_WRITTEN TASK:_ Only lines holding the string "XAUUSD" are wanted; copy each one from the material.

── SUPPLIED DATA ──

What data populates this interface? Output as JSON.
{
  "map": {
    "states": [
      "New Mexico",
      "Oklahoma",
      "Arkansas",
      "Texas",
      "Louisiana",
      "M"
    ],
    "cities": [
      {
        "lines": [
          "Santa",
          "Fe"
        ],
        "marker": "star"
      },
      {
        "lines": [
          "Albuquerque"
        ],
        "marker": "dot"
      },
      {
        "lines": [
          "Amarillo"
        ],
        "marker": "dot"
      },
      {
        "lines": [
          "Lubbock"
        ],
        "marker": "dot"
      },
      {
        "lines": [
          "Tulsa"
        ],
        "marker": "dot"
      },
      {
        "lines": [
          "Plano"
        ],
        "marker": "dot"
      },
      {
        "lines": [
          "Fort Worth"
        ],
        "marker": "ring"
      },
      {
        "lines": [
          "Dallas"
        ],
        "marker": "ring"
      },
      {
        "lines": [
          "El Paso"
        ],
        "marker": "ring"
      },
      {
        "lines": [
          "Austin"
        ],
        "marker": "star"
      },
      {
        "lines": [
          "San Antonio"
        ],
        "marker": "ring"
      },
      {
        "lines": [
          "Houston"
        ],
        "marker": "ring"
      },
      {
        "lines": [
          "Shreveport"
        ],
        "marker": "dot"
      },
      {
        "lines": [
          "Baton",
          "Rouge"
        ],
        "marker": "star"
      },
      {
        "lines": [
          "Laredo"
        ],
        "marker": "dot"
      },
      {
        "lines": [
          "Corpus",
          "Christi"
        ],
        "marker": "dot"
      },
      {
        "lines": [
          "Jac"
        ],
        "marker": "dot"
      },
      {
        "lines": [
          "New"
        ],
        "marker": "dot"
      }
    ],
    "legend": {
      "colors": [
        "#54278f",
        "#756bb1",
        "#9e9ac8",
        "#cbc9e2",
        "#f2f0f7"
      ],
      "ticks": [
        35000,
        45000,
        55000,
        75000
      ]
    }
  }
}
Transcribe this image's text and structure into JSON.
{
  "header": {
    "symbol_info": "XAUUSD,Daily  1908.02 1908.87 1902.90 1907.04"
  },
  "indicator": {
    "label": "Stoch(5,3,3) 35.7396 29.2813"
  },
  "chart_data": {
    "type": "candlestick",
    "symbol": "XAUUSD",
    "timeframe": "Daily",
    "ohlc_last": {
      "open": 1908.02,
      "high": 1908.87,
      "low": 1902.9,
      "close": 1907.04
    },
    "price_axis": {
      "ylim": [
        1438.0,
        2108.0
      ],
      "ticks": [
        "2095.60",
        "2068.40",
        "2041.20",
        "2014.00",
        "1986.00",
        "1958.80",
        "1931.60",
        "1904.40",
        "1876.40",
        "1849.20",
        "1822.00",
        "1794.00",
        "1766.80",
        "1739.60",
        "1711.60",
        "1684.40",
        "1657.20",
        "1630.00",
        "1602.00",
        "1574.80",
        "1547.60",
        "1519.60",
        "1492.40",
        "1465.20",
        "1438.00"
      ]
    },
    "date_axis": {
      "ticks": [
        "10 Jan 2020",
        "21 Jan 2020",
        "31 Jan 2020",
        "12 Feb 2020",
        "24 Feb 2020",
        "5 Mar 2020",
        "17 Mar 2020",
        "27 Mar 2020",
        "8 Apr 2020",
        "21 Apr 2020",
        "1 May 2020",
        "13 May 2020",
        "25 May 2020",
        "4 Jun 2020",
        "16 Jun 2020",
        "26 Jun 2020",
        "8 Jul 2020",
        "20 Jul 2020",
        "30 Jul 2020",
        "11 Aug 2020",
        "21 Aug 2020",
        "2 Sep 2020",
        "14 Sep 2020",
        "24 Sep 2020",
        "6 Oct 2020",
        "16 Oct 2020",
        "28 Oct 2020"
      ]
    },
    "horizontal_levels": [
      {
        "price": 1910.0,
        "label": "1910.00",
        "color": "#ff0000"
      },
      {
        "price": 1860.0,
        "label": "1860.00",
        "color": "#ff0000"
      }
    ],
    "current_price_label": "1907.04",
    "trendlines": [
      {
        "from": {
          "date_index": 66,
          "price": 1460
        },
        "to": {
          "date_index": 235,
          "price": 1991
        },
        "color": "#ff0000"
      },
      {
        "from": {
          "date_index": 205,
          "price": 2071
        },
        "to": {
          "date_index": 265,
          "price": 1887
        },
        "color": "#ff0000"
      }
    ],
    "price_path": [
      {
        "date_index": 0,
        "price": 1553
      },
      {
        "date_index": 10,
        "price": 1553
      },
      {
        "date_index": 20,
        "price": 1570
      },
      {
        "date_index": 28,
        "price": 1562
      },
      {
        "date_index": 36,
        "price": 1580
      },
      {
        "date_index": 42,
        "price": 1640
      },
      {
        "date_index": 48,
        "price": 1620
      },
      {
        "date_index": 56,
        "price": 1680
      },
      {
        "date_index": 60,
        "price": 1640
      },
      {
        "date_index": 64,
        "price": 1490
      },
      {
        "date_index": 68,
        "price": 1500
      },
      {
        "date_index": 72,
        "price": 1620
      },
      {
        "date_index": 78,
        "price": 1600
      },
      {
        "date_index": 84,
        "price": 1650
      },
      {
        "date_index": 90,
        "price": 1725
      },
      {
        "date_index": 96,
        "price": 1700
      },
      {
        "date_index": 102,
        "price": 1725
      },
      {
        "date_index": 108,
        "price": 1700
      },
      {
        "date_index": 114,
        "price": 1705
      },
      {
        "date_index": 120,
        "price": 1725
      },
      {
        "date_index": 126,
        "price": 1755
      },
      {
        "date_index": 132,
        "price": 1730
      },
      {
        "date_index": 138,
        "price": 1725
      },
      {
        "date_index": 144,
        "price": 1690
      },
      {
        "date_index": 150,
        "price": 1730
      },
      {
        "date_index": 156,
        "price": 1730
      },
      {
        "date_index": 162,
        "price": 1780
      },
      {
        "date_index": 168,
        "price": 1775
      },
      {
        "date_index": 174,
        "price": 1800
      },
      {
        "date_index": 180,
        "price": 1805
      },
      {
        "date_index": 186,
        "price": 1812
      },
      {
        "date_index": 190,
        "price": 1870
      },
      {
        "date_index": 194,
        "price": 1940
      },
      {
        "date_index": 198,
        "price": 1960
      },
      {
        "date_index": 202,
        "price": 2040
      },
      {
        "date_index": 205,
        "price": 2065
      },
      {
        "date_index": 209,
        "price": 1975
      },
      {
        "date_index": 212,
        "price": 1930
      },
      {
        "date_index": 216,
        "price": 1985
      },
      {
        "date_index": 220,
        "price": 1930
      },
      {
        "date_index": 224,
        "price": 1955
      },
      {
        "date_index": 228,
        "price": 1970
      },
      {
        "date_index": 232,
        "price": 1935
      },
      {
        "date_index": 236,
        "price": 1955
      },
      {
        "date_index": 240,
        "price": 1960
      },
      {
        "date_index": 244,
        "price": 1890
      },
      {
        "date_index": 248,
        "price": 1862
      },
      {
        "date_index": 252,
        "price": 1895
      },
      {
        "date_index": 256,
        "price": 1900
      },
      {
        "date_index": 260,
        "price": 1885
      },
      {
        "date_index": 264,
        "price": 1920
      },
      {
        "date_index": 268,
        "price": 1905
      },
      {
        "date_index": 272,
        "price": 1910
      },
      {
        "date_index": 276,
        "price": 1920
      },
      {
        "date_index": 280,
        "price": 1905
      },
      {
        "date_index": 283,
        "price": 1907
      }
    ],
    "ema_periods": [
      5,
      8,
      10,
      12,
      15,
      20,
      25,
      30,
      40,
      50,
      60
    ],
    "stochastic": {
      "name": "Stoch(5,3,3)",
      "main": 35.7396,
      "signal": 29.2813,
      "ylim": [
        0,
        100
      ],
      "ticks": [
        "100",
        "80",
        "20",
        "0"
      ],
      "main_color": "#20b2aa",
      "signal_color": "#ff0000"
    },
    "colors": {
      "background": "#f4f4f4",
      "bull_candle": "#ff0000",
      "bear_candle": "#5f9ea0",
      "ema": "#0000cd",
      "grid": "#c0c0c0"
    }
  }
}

───

_RESPONSE FOR THIS EXERCISE:_
    "symbol_info": "XAUUSD,Daily  1908.02 1908.87 1902.90 1907.04"
    "symbol": "XAUUSD",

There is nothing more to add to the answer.